(Records from a collection)
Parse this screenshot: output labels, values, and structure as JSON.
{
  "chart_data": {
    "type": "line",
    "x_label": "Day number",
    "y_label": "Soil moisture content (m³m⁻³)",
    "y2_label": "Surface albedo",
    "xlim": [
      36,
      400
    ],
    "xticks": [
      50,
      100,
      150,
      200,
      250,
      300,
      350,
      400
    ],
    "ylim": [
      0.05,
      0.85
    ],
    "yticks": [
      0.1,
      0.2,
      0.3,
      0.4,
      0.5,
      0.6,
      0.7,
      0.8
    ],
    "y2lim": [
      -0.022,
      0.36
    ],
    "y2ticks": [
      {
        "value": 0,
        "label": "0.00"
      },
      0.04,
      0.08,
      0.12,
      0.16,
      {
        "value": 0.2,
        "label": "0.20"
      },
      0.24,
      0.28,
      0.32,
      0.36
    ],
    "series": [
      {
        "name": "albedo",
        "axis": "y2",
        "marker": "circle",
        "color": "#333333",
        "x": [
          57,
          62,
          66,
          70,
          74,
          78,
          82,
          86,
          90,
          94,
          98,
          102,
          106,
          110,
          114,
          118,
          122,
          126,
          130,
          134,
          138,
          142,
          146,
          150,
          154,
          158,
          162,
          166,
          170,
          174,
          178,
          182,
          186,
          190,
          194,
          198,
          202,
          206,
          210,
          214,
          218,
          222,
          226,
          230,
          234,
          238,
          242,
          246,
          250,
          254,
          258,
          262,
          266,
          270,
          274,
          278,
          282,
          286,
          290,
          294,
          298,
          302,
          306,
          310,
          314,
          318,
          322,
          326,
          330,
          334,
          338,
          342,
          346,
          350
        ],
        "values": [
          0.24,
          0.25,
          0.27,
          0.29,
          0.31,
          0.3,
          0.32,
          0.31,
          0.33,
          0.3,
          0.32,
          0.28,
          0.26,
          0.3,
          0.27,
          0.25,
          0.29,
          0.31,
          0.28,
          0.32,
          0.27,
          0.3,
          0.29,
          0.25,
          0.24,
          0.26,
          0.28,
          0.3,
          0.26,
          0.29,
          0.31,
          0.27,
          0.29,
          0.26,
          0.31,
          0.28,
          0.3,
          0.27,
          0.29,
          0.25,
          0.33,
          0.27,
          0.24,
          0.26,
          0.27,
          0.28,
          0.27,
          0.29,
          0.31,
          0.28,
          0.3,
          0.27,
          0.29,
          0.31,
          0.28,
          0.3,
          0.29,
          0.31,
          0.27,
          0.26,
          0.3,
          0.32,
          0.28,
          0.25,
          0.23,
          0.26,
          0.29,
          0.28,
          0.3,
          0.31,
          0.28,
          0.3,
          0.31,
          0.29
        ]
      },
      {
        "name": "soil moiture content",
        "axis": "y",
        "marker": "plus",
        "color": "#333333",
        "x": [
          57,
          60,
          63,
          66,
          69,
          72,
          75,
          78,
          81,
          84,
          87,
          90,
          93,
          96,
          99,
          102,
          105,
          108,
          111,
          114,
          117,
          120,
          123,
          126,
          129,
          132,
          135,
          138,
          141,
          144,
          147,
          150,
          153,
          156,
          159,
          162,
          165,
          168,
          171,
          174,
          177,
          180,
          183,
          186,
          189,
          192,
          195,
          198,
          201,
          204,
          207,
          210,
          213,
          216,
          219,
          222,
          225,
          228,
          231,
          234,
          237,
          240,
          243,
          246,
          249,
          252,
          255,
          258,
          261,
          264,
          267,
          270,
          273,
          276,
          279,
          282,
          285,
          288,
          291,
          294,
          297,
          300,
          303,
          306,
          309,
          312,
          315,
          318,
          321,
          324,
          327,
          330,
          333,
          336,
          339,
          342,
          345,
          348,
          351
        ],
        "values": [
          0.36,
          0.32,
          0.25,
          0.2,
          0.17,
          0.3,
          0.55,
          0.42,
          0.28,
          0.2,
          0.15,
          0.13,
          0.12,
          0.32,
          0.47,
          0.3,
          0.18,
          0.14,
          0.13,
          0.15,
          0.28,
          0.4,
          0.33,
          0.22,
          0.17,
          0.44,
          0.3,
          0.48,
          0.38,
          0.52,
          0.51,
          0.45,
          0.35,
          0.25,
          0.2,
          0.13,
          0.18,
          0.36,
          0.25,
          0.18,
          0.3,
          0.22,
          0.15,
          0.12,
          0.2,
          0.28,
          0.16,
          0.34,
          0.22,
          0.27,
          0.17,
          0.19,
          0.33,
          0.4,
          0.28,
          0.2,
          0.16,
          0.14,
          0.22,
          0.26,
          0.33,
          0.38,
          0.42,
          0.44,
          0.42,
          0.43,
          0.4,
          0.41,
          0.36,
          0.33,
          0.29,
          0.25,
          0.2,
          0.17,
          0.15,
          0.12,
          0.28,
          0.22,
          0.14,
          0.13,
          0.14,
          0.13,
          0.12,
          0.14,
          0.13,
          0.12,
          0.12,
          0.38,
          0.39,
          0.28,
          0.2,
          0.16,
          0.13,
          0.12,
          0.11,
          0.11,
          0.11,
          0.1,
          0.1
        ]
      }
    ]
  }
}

_Goal of the exercise_
Take the entries above and transcribe them in full.

_Output_
Parse this screenshot: output labels, values, and structure as JSON.
{
  "chart_data": {
    "type": "line",
    "x_label": "Day number",
    "y_label": "Soil moisture content (m³m⁻³)",
    "y2_label": "Surface albedo",
    "xlim": [
      36,
      400
    ],
    "xticks": [
      50,
      100,
      150,
      200,
      250,
      300,
      350,
      400
    ],
    "ylim": [
      0.05,
      0.85
    ],
    "yticks": [
      0.1,
      0.2,
      0.3,
      0.4,
      0.5,
      0.6,
      0.7,
      0.8
    ],
    "y2lim": [
      -0.022,
      0.36
    ],
    "y2ticks": [
      {
        "value": 0,
        "label": "0.00"
      },
      0.04,
      0.08,
      0.12,
      0.16,
      {
        "value": 0.2,
        "label": "0.20"
      },
      0.24,
      0.28,
      0.32,
      0.36
    ],
    "series": [
      {
        "name": "albedo",
        "axis": "y2",
        "marker": "circle",
        "color": "#333333",
        "x": [
          57,
          62,
          66,
          70,
          74,
          78,
          82,
          86,
          90,
          94,
          98,
          102,
          106,
          110,
          114,
          118,
          122,
          126,
          130,
          134,
          138,
          142,
          146,
          150,
          154,
          158,
          162,
          166,
          170,
          174,
          178,
          182,
          186,
          190,
          194,
          198,
          202,
          206,
          210,
          214,
          218,
          222,
          226,
          230,
          234,
          238,
          242,
          246,
          250,
          254,
          258,
          262,
          266,
          270,
          274,
          278,
          282,
          286,
          290,
          294,
          298,
          302,
          306,
          310,
          314,
          318,
          322,
          326,
          330,
          334,
          338,
          342,
          346,
          350
        ],
        "values": [
          0.24,
          0.25,
          0.27,
          0.29,
          0.31,
          0.3,
          0.32,
          0.31,
          0.33,
          0.3,
          0.32,
          0.28,
          0.26,
          0.3,
          0.27,
          0.25,
          0.29,
          0.31,
          0.28,
          0.32,
          0.27,
          0.3,
          0.29,
          0.25,
          0.24,
          0.26,
          0.28,
          0.3,
          0.26,
          0.29,
          0.31,
          0.27,
          0.29,
          0.26,
          0.31,
          0.28,
          0.3,
          0.27,
          0.29,
          0.25,
          0.33,
          0.27,
          0.24,
          0.26,
          0.27,
          0.28,
          0.27,
          0.29,
          0.31,
          0.28,
          0.3,
          0.27,
          0.29,
          0.31,
          0.28,
          0.3,
          0.29,
          0.31,
          0.27,
          0.26,
          0.3,
          0.32,
          0.28,
          0.25,
          0.23,
          0.26,
          0.29,
          0.28,
          0.3,
          0.31,
          0.28,
          0.3,
          0.31,
          0.29
        ]
      },
      {
        "name": "soil moiture content",
        "axis": "y",
        "marker": "plus",
        "color": "#333333",
        "x": [
          57,
          60,
          63,
          66,
          69,
          72,
          75,
          78,
          81,
          84,
          87,
          90,
          93,
          96,
          99,
          102,
          105,
          108,
          111,
          114,
          117,
          120,
          123,
          126,
          129,
          132,
          135,
          138,
          141,
          144,
          147,
          150,
          153,
          156,
          159,
          162,
          165,
          168,
          171,
          174,
          177,
          180,
          183,
          186,
          189,
          192,
          195,
          198,
          201,
          204,
          207,
          210,
          213,
          216,
          219,
          222,
          225,
          228,
          231,
          234,
          237,
          240,
          243,
          246,
          249,
          252,
          255,
          258,
          261,
          264,
          267,
          270,
          273,
          276,
          279,
          282,
          285,
          288,
          291,
          294,
          297,
          300,
          303,
          306,
          309,
          312,
          315,
          318,
          321,
          324,
          327,
          330,
          333,
          336,
          339,
          342,
          345,
          348,
          351
        ],
        "values": [
          0.36,
          0.32,
          0.25,
          0.2,
          0.17,
          0.3,
          0.55,
          0.42,
          0.28,
          0.2,
          0.15,
          0.13,
          0.12,
          0.32,
          0.47,
          0.3,
          0.18,
          0.14,
          0.13,
          0.15,
          0.28,
          0.4,
          0.33,
          0.22,
          0.17,
          0.44,
          0.3,
          0.48,
          0.38,
          0.52,
          0.51,
          0.45,
          0.35,
          0.25,
          0.2,
          0.13,
          0.18,
          0.36,
          0.25,
          0.18,
          0.3,
          0.22,
          0.15,
          0.12,
          0.2,
          0.28,
          0.16,
          0.34,
          0.22,
          0.27,
          0.17,
          0.19,
          0.33,
          0.4,
          0.28,
          0.2,
          0.16,
          0.14,
          0.22,
          0.26,
          0.33,
          0.38,
          0.42,
          0.44,
          0.42,
          0.43,
          0.4,
          0.41,
          0.36,
          0.33,
          0.29,
          0.25,
          0.2,
          0.17,
          0.15,
          0.12,
          0.28,
          0.22,
          0.14,
          0.13,
          0.14,
          0.13,
          0.12,
          0.14,
          0.13,
          0.12,
          0.12,
          0.38,
          0.39,
          0.28,
          0.2,
          0.16,
          0.13,
          0.12,
          0.11,
          0.11,
          0.11,
          0.1,
          0.1
        ]
      }
    ]
  }
}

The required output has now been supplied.